:: RECORDED DATA ::

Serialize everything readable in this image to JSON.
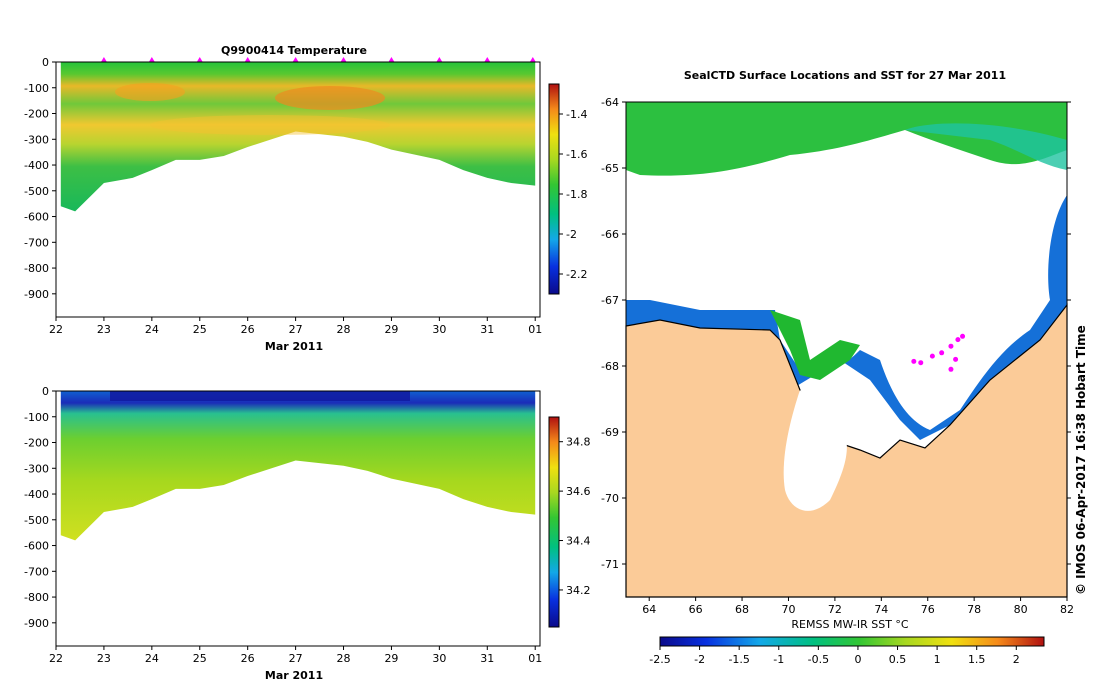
{
  "chart_data": [
    {
      "type": "heatmap",
      "title": "Q9900414  Temperature",
      "xlabel": "Mar 2011",
      "ylabel": "",
      "x_ticks": [
        "22",
        "23",
        "24",
        "25",
        "26",
        "27",
        "28",
        "29",
        "30",
        "31",
        "01"
      ],
      "xlim": [
        22,
        32.1
      ],
      "ylim": [
        -990,
        0
      ],
      "y_ticks": [
        "0",
        "-100",
        "-200",
        "-300",
        "-400",
        "-500",
        "-600",
        "-700",
        "-800",
        "-900"
      ],
      "y_tick_values": [
        0,
        -100,
        -200,
        -300,
        -400,
        -500,
        -600,
        -700,
        -800,
        -900
      ],
      "profile_markers_day": [
        23.0,
        24.0,
        25.0,
        26.0,
        27.0,
        28.0,
        29.0,
        30.0,
        31.0,
        31.95
      ],
      "profile_depths": [
        {
          "day": 22.1,
          "depth": -560
        },
        {
          "day": 22.4,
          "depth": -580
        },
        {
          "day": 23.0,
          "depth": -470
        },
        {
          "day": 23.6,
          "depth": -450
        },
        {
          "day": 24.0,
          "depth": -420
        },
        {
          "day": 24.5,
          "depth": -380
        },
        {
          "day": 25.0,
          "depth": -380
        },
        {
          "day": 25.5,
          "depth": -365
        },
        {
          "day": 26.0,
          "depth": -330
        },
        {
          "day": 26.5,
          "depth": -300
        },
        {
          "day": 27.0,
          "depth": -270
        },
        {
          "day": 27.5,
          "depth": -280
        },
        {
          "day": 28.0,
          "depth": -290
        },
        {
          "day": 28.5,
          "depth": -310
        },
        {
          "day": 29.0,
          "depth": -340
        },
        {
          "day": 29.5,
          "depth": -360
        },
        {
          "day": 30.0,
          "depth": -380
        },
        {
          "day": 30.5,
          "depth": -420
        },
        {
          "day": 31.0,
          "depth": -450
        },
        {
          "day": 31.5,
          "depth": -470
        },
        {
          "day": 32.0,
          "depth": -480
        }
      ],
      "colorbar": {
        "ticks": [
          "-1.4",
          "-1.6",
          "-1.8",
          "-2",
          "-2.2"
        ],
        "tick_values": [
          -1.4,
          -1.6,
          -1.8,
          -2.0,
          -2.2
        ],
        "range": [
          -2.3,
          -1.25
        ]
      }
    },
    {
      "type": "heatmap",
      "title": "",
      "xlabel": "Mar 2011",
      "ylabel": "",
      "x_ticks": [
        "22",
        "23",
        "24",
        "25",
        "26",
        "27",
        "28",
        "29",
        "30",
        "31",
        "01"
      ],
      "xlim": [
        22,
        32.1
      ],
      "ylim": [
        -990,
        0
      ],
      "y_ticks": [
        "0",
        "-100",
        "-200",
        "-300",
        "-400",
        "-500",
        "-600",
        "-700",
        "-800",
        "-900"
      ],
      "y_tick_values": [
        0,
        -100,
        -200,
        -300,
        -400,
        -500,
        -600,
        -700,
        -800,
        -900
      ],
      "colorbar": {
        "ticks": [
          "34.8",
          "34.6",
          "34.4",
          "34.2"
        ],
        "tick_values": [
          34.8,
          34.6,
          34.4,
          34.2
        ],
        "range": [
          34.05,
          34.9
        ]
      }
    },
    {
      "type": "map",
      "title": "SealCTD Surface Locations and SST for 27 Mar 2011",
      "xlabel": "REMSS MW-IR SST °C",
      "x_ticks": [
        "64",
        "66",
        "68",
        "70",
        "72",
        "74",
        "76",
        "78",
        "80",
        "82"
      ],
      "x_tick_values": [
        64,
        66,
        68,
        70,
        72,
        74,
        76,
        78,
        80,
        82
      ],
      "xlim": [
        63,
        82
      ],
      "ylim": [
        -71.5,
        -64
      ],
      "y_ticks": [
        "-64",
        "-65",
        "-66",
        "-67",
        "-68",
        "-69",
        "-70",
        "-71"
      ],
      "y_tick_values": [
        -64,
        -65,
        -66,
        -67,
        -68,
        -69,
        -70,
        -71
      ],
      "seal_locations": [
        {
          "lon": 75.4,
          "lat": -67.93
        },
        {
          "lon": 75.7,
          "lat": -67.95
        },
        {
          "lon": 76.2,
          "lat": -67.85
        },
        {
          "lon": 76.6,
          "lat": -67.8
        },
        {
          "lon": 77.0,
          "lat": -67.7
        },
        {
          "lon": 77.3,
          "lat": -67.6
        },
        {
          "lon": 77.5,
          "lat": -67.55
        },
        {
          "lon": 77.2,
          "lat": -67.9
        },
        {
          "lon": 77.0,
          "lat": -68.05
        }
      ],
      "colorbar": {
        "ticks": [
          "-2.5",
          "-2",
          "-1.5",
          "-1",
          "-0.5",
          "0",
          "0.5",
          "1",
          "1.5",
          "2"
        ],
        "tick_values": [
          -2.5,
          -2,
          -1.5,
          -1,
          -0.5,
          0,
          0.5,
          1,
          1.5,
          2
        ],
        "range": [
          -2.5,
          2.35
        ]
      }
    }
  ],
  "credit": "©  IMOS 06-Apr-2017 16:38 Hobart Time",
  "colors": {
    "land": "#fbcb98",
    "coast": "#000000",
    "marker": "#ff00ff"
  }
}
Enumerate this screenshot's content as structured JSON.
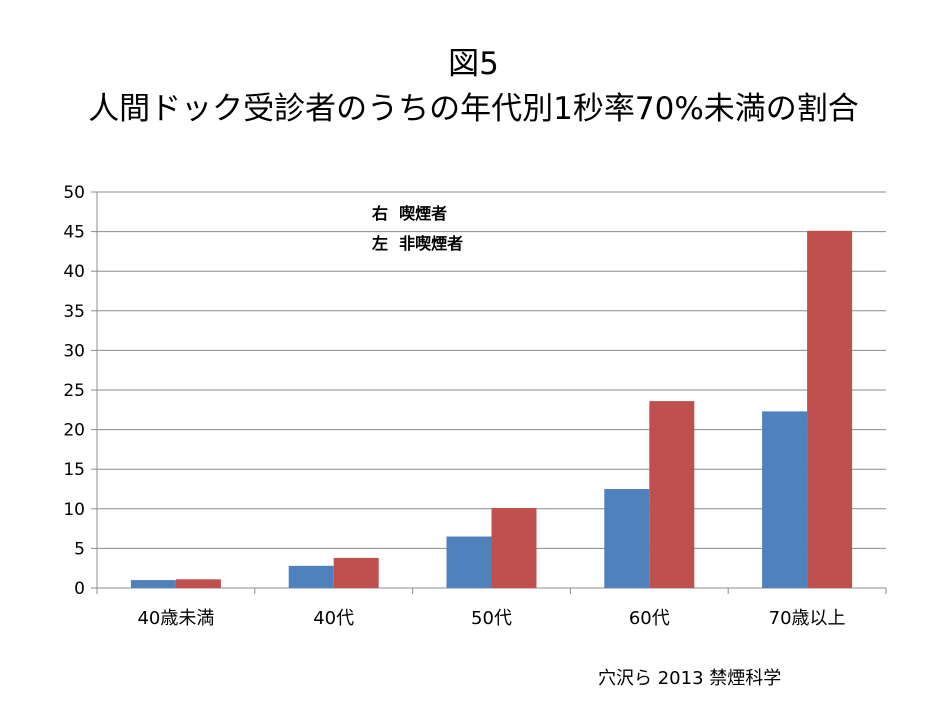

:::

WRITTEN EXERCISE: Isolate the lines that hold the word "title" and copy all of them.

EXERCISE RESPONSE:
      "title": "Q9900414  Temperature",
      "title": "",
      "title": "SealCTD Surface Locations and SST for 27 Mar 2011",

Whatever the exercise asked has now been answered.